+++ Raw data

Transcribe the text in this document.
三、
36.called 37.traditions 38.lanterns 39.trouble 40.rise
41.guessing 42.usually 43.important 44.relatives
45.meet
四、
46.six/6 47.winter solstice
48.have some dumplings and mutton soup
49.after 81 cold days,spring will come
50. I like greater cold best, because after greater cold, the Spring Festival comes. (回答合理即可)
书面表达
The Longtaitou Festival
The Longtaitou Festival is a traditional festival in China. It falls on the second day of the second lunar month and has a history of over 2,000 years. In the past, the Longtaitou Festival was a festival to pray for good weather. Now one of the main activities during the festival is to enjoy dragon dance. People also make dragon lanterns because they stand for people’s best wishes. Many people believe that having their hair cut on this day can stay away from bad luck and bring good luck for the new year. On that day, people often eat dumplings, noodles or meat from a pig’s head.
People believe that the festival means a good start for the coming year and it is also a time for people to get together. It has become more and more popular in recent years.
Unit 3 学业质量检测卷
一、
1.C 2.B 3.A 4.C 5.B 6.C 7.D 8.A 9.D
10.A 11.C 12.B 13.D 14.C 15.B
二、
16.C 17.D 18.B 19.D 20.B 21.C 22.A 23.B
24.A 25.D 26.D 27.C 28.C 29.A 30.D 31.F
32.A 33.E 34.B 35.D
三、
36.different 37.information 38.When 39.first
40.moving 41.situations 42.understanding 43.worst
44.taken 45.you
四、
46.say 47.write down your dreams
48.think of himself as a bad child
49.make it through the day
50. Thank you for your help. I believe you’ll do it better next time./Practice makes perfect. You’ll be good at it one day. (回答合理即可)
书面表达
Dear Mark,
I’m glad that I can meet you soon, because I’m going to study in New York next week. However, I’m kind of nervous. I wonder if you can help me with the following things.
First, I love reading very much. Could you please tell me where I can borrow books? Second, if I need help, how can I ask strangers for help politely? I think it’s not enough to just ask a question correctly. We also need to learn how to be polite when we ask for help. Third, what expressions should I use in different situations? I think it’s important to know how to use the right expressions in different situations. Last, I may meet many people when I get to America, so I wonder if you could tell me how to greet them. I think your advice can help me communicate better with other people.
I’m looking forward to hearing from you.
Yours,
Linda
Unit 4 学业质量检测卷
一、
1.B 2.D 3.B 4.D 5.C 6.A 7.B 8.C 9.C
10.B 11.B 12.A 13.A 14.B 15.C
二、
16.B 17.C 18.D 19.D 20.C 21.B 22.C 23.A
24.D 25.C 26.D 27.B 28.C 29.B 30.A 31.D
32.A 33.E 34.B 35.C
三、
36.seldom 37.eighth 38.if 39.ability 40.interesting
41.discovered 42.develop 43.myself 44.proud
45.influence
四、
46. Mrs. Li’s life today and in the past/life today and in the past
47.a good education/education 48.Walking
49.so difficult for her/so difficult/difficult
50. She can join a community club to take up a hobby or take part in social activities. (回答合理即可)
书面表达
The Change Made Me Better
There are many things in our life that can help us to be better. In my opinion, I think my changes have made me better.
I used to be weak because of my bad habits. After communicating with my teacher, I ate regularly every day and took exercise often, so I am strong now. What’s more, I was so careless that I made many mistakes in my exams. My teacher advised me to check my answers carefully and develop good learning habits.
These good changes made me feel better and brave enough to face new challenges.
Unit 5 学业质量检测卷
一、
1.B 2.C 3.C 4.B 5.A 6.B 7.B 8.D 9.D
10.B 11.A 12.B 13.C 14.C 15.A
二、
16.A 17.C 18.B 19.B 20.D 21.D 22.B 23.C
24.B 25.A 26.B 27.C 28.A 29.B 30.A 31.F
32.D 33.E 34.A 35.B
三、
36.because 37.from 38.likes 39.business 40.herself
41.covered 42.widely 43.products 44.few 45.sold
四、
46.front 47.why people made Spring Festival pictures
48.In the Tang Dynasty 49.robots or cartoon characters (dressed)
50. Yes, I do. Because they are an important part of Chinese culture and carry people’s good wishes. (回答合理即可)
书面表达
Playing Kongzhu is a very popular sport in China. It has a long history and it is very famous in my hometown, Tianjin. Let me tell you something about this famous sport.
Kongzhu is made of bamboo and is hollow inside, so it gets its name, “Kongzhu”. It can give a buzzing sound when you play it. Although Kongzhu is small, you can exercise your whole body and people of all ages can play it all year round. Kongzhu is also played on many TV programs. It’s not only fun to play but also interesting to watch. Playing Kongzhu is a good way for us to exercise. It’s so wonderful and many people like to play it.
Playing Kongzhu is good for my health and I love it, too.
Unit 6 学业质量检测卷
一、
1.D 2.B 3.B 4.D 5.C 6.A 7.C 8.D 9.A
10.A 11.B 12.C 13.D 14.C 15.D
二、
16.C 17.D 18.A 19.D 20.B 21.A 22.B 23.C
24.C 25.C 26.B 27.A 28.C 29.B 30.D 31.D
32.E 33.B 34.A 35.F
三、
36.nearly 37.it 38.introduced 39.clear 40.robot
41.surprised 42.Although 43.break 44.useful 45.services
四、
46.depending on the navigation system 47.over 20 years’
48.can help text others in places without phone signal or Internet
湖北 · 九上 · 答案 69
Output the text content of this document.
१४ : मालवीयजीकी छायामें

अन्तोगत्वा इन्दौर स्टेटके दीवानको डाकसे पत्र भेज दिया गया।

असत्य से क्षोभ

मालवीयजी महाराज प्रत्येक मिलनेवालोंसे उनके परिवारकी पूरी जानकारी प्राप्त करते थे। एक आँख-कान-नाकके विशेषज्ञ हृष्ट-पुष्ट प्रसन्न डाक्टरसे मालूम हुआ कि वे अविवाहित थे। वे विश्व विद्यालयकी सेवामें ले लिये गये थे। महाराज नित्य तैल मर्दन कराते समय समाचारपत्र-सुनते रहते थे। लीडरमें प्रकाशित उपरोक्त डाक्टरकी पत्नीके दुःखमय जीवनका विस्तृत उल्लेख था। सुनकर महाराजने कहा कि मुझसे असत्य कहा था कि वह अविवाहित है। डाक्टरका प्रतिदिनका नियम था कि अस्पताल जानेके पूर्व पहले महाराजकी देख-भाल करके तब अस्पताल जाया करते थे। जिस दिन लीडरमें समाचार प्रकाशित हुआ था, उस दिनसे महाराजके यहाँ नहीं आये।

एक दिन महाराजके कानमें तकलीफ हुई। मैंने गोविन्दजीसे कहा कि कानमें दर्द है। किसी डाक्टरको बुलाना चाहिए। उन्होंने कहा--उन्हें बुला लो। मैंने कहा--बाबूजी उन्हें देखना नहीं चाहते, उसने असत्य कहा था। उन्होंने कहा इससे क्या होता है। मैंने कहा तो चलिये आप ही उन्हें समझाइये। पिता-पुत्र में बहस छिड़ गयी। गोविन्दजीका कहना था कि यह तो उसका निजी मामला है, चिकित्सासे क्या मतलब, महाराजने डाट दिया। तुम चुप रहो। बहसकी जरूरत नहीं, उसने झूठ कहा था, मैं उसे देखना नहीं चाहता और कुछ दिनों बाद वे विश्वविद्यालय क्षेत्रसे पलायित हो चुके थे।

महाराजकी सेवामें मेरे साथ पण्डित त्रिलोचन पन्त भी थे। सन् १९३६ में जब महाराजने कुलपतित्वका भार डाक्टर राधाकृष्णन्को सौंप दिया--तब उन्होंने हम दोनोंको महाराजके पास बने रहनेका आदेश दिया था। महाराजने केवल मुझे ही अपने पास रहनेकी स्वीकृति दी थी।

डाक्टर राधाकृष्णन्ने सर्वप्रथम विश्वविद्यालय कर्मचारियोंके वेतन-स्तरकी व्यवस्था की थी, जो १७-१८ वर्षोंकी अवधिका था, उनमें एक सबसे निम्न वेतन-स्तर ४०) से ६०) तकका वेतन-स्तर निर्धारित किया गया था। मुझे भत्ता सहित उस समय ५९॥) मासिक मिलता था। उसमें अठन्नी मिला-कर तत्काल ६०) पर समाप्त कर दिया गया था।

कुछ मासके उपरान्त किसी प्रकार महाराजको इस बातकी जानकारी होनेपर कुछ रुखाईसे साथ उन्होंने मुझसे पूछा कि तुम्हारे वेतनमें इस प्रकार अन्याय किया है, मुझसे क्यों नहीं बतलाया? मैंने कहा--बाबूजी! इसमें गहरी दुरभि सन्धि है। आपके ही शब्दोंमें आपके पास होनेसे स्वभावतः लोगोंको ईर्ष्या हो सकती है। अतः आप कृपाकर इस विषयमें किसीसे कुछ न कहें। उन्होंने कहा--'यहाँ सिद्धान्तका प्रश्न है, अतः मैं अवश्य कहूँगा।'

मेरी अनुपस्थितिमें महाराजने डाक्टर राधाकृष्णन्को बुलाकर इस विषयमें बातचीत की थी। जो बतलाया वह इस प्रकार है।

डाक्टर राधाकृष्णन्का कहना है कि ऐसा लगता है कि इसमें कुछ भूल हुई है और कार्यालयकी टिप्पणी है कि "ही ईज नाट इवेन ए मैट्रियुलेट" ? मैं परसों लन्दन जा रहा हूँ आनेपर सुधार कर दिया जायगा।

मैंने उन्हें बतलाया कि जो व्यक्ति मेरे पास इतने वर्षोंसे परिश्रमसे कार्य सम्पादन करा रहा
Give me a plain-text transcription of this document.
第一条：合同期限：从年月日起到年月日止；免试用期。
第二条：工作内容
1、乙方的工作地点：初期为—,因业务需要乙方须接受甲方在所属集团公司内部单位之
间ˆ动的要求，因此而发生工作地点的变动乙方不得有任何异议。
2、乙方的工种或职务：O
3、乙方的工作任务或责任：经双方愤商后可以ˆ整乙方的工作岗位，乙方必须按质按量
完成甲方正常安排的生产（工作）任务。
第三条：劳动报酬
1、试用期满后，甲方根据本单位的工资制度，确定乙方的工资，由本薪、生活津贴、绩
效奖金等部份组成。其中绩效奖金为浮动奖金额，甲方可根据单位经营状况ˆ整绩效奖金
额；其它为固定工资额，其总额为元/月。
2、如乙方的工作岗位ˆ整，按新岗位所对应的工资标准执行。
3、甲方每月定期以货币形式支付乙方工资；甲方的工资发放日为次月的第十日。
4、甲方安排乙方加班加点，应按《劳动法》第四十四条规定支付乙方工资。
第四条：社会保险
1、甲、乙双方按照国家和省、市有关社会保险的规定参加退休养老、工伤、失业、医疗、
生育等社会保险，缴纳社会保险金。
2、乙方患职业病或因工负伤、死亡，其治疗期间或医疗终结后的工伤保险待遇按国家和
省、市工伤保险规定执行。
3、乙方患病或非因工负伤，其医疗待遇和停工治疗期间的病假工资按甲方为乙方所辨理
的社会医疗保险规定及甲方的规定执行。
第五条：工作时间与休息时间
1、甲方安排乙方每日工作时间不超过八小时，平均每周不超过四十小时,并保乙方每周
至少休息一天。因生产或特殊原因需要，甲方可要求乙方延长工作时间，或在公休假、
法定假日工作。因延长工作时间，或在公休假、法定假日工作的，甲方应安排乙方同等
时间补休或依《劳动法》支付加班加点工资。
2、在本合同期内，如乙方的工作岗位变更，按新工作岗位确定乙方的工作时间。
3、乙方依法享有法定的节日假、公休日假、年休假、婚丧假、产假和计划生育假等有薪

++++++

== What is needed ==
Starting at the line that contains "Give me a plain-text", write out every line to the end of the entries, exactly as given.

== Completed task ==
Give me a plain-text transcription of this document.
第一条：合同期限：从年月日起到年月日止；免试用期。
第二条：工作内容
1、乙方的工作地点：初期为—,因业务需要乙方须接受甲方在所属集团公司内部单位之
间ˆ动的要求，因此而发生工作地点的变动乙方不得有任何异议。
2、乙方的工种或职务：O
3、乙方的工作任务或责任：经双方愤商后可以ˆ整乙方的工作岗位，乙方必须按质按量
完成甲方正常安排的生产（工作）任务。
第三条：劳动报酬
1、试用期满后，甲方根据本单位的工资制度，确定乙方的工资，由本薪、生活津贴、绩
效奖金等部份组成。其中绩效奖金为浮动奖金额，甲方可根据单位经营状况ˆ整绩效奖金
额；其它为固定工资额，其总额为元/月。
2、如乙方的工作岗位ˆ整，按新岗位所对应的工资标准执行。
3、甲方每月定期以货币形式支付乙方工资；甲方的工资发放日为次月的第十日。
4、甲方安排乙方加班加点，应按《劳动法》第四十四条规定支付乙方工资。
第四条：社会保险
1、甲、乙双方按照国家和省、市有关社会保险的规定参加退休养老、工伤、失业、医疗、
生育等社会保险，缴纳社会保险金。
2、乙方患职业病或因工负伤、死亡，其治疗期间或医疗终结后的工伤保险待遇按国家和
省、市工伤保险规定执行。
3、乙方患病或非因工负伤，其医疗待遇和停工治疗期间的病假工资按甲方为乙方所辨理
的社会医疗保险规定及甲方的规定执行。
第五条：工作时间与休息时间
1、甲方安排乙方每日工作时间不超过八小时，平均每周不超过四十小时,并保乙方每周
至少休息一天。因生产或特殊原因需要，甲方可要求乙方延长工作时间，或在公休假、
法定假日工作。因延长工作时间，或在公休假、法定假日工作的，甲方应安排乙方同等
时间补休或依《劳动法》支付加班加点工资。
2、在本合同期内，如乙方的工作岗位变更，按新工作岗位确定乙方的工作时间。
3、乙方依法享有法定的节日假、公休日假、年休假、婚丧假、产假和计划生育假等有薪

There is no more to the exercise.